[Extracted data]:
# # # #
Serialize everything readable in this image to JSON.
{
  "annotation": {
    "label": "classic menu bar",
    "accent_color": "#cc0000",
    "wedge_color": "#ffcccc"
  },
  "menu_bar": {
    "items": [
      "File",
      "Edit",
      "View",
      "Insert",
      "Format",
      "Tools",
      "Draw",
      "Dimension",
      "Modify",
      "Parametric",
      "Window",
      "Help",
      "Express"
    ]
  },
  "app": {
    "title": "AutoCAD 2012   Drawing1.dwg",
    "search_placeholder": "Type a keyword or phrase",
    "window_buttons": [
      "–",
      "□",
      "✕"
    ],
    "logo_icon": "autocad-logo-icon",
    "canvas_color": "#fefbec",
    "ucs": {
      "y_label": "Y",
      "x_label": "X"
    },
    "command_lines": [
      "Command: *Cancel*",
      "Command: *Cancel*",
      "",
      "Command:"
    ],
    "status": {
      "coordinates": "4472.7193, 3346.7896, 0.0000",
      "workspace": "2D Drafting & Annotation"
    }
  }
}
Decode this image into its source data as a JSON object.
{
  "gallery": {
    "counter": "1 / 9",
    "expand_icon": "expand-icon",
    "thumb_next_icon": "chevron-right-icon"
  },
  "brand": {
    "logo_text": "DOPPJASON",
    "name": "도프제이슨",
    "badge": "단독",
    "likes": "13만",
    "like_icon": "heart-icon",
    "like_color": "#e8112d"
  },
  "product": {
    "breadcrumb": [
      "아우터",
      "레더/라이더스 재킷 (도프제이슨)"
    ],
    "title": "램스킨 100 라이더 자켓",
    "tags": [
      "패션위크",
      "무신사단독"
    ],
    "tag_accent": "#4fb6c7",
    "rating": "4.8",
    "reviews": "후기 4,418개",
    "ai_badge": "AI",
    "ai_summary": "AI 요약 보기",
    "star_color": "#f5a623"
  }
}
# # # #
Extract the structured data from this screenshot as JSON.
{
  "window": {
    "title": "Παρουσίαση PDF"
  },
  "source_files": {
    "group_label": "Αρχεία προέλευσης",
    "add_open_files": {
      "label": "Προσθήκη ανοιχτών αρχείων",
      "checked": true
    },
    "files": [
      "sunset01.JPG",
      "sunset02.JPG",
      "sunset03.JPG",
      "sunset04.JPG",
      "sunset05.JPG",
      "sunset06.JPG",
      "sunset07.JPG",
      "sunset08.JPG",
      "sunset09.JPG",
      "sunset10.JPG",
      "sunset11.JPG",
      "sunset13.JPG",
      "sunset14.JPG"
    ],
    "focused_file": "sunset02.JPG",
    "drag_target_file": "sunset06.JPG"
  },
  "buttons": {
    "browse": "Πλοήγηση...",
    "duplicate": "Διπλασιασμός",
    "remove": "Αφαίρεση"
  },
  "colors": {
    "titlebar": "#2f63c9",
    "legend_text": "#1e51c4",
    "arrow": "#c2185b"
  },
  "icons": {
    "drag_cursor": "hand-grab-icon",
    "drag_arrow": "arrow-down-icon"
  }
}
# # # #
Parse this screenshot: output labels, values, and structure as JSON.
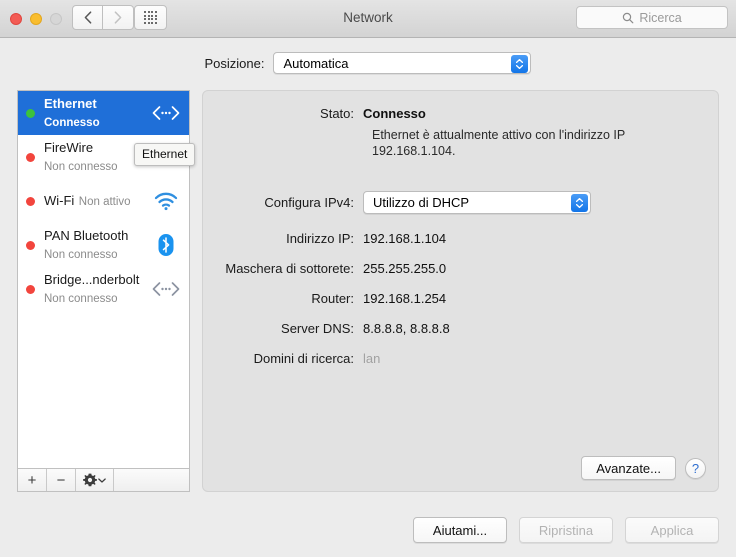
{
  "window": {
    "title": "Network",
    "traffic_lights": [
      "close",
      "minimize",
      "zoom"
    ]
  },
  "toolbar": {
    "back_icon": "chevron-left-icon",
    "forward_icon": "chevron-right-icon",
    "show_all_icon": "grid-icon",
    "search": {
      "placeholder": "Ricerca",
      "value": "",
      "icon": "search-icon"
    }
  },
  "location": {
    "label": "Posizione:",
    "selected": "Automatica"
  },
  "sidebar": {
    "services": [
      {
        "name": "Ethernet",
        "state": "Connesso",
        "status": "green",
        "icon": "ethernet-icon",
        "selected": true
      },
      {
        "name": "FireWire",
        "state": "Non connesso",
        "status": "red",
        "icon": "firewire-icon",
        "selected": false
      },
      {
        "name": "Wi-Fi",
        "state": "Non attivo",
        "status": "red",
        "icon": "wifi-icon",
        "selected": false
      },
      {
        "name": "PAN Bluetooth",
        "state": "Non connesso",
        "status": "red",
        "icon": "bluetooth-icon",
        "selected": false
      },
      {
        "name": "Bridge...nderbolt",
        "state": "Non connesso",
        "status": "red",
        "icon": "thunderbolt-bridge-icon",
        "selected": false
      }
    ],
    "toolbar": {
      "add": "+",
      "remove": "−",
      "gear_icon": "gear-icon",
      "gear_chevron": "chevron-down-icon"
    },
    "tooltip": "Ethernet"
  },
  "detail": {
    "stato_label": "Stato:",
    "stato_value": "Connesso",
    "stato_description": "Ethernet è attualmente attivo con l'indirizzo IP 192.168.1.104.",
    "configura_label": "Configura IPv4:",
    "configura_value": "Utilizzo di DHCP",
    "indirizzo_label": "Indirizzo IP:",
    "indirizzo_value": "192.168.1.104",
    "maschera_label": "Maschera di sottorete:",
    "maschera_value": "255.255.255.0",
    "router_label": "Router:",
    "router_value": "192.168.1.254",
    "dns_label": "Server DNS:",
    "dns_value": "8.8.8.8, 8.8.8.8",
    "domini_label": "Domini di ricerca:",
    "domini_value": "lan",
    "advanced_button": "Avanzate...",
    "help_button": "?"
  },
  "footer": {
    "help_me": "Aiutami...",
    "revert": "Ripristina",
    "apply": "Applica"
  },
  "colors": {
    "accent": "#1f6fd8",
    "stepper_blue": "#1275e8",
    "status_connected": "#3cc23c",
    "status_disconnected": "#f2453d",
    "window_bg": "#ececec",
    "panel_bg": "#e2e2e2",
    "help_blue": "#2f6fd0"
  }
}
# # # #
[Problem statement]: In the records above, find the lines containing "right" and copy them.

[Result for this exercise]:
    "thumb_next_icon": "chevron-right-icon"
    "forward_icon": "chevron-right-icon",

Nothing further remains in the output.